> [原文抜粋]
──────

2023.04.14
ドイツサッカー留学の壁?!ドイツ4部リーグのレベルって?
今回はドイツにやってくるアマチュアサッカー選手にとって気になるリーグであるドイツ4部について書かせていただこうと思います。
そもそもドイツサッカーってどういう仕組みなのというところから、プレシーズン期間に行ったドイツ4部チームとバサラマインツの試合から具体的なプレーを映像と一緒に見ていきたいと思います。
ドイツサッカー留学生にとっての1つの大きな壁である4リーグをこのブログを通して少しでも分かっていただけると嬉しいです。
目次
そもそもドイツサッカーの仕組みってどうなってるの?
いくつのリーグが存在するの?どこからがプロリーグ?などなど意外と皆さんブンデス1部リーグのことは、多くの日本人選手が所属していることから知ってはいても、その先がどうなっているのかを知っている人は多くはありません。
ここではまずドイツサッカーの仕組みについて書いていこうと思います。
こちらの図をご覧ください。
ドイツのリーグ構成を図式化したものになります。
皆さんが知っているドイツ1部リーグが1番上に存在しており、2部、3部までがプロリーグとして存在しています。そして今回のテーマである4部リーグ、5部リーグがセミプロリーグとして存在しています。

──────

> [与えられたデータ]
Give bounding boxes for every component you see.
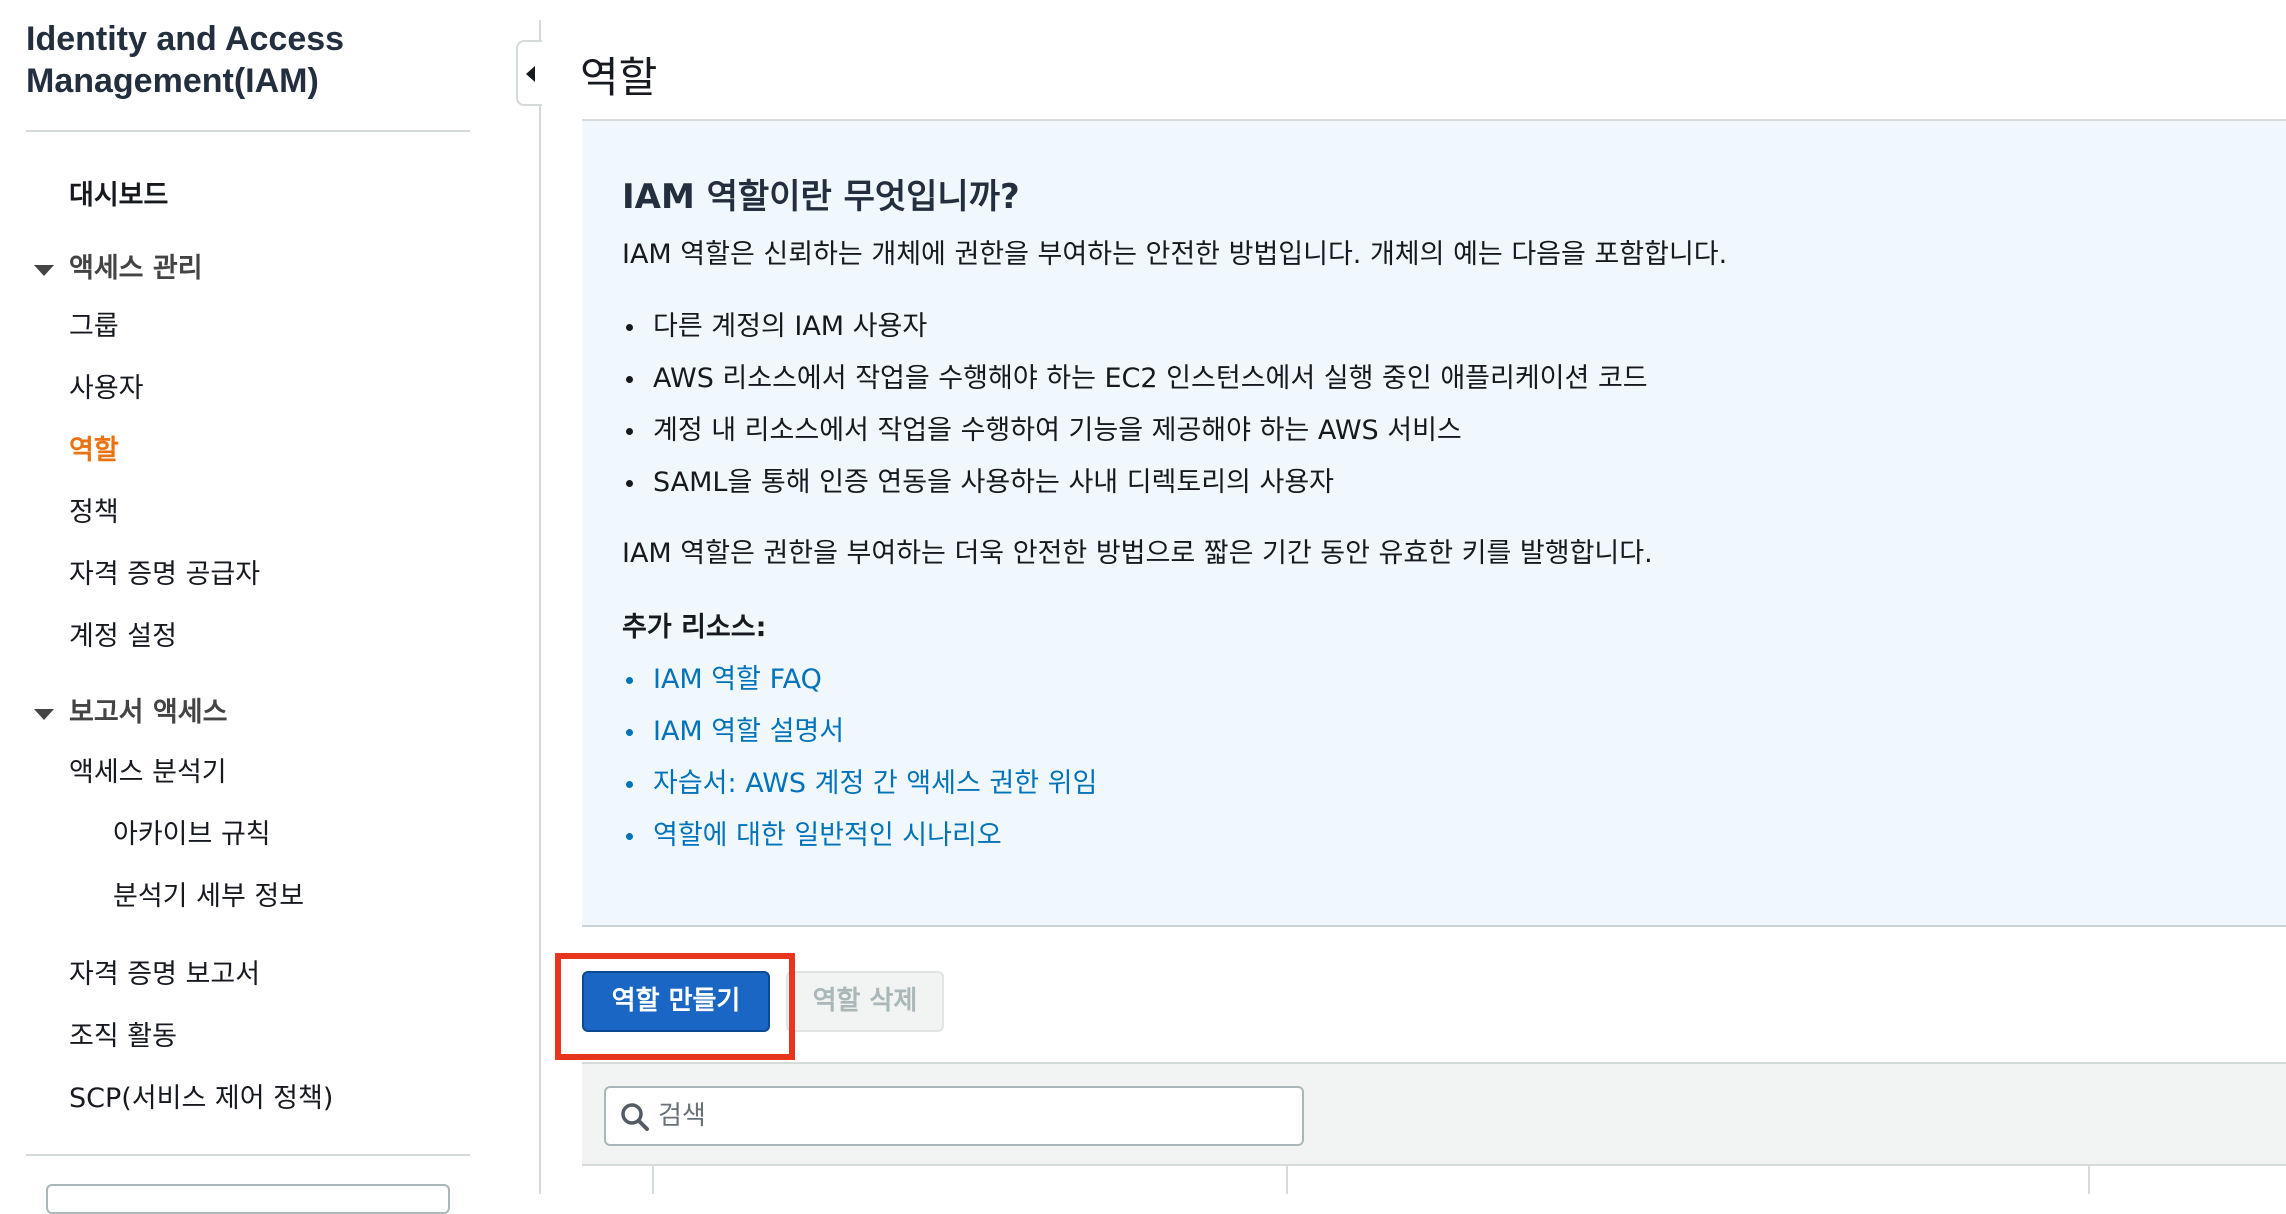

──────

> [やること]
1 - 原文抜粋にある「ここではまずドイツサッカーの仕組みについて書いていこうと思います。」という一文を英語に訳せ。
2 - 次の(a)〜(c)が原文抜粋の内容と合っているか、それぞれ「はい」か「いいえ」で答え、判断の決め手となる原文の語句をそのまま引用してください。
(a) ドイツ3部リーグはプロリーグである。
(b) ドイツ5部リーグはアマチュアリーグとして位置づけられている。
(c) バサラマインツとドイツ4部チームの試合はシーズン中に行われた。

> [模範解答]
1 - Here, I'd like to begin by writing about how German soccer is structured.

2 -
(a) はい。「2部、3部までがプロリーグとして存在しています」
(b) いいえ。「4部リーグ、5部リーグがセミプロリーグとして存在しています」
(c) いいえ。「プレシーズン期間に行ったドイツ4部チームとバサラマインツの試合」